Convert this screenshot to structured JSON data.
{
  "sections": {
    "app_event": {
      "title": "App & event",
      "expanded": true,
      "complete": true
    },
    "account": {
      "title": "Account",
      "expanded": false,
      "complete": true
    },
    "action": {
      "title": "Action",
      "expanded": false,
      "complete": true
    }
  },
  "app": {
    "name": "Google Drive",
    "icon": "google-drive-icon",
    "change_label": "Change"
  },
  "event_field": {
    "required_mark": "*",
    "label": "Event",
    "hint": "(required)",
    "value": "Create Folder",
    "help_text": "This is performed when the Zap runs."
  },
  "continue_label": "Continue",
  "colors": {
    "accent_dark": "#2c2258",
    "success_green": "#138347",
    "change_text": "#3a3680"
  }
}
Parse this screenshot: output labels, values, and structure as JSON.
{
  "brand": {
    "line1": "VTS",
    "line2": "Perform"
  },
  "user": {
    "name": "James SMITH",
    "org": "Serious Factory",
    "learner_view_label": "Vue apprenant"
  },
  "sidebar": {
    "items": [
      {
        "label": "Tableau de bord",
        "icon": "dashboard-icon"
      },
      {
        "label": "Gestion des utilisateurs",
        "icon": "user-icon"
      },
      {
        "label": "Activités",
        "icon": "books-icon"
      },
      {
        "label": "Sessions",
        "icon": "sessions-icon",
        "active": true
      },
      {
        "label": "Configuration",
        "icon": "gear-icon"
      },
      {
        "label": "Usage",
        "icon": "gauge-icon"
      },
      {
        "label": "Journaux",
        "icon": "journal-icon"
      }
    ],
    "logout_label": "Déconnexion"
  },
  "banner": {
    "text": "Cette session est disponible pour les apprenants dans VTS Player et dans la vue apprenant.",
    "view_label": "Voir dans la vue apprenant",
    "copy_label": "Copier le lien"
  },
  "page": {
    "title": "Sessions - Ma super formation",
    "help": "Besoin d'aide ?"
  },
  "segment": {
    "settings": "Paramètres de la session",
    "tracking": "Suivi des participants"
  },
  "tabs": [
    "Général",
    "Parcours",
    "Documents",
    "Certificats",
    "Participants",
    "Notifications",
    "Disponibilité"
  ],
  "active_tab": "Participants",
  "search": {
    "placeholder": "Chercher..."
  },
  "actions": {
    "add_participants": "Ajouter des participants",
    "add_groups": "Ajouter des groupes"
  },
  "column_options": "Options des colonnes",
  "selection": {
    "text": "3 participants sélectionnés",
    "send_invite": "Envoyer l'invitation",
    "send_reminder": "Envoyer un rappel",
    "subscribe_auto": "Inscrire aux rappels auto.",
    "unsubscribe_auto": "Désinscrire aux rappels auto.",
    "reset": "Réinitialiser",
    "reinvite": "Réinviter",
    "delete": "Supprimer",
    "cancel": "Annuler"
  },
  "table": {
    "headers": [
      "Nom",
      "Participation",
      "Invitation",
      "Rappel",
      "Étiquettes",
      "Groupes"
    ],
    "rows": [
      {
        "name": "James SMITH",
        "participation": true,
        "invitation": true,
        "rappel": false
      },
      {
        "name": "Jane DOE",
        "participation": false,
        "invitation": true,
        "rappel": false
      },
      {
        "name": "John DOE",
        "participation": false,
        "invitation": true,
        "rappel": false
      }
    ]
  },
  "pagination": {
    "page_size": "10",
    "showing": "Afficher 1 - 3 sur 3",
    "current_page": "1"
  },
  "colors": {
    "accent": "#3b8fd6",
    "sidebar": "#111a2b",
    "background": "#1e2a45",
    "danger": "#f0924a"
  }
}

------------

* What is needed:
Identify lines with the string "icon". Copy each one.

* Exercise result:
    "icon": "google-drive-icon",
        "icon": "dashboard-icon"
        "icon": "user-icon"
        "icon": "books-icon"
        "icon": "sessions-icon",
        "icon": "gear-icon"
        "icon": "gauge-icon"
        "icon": "journal-icon"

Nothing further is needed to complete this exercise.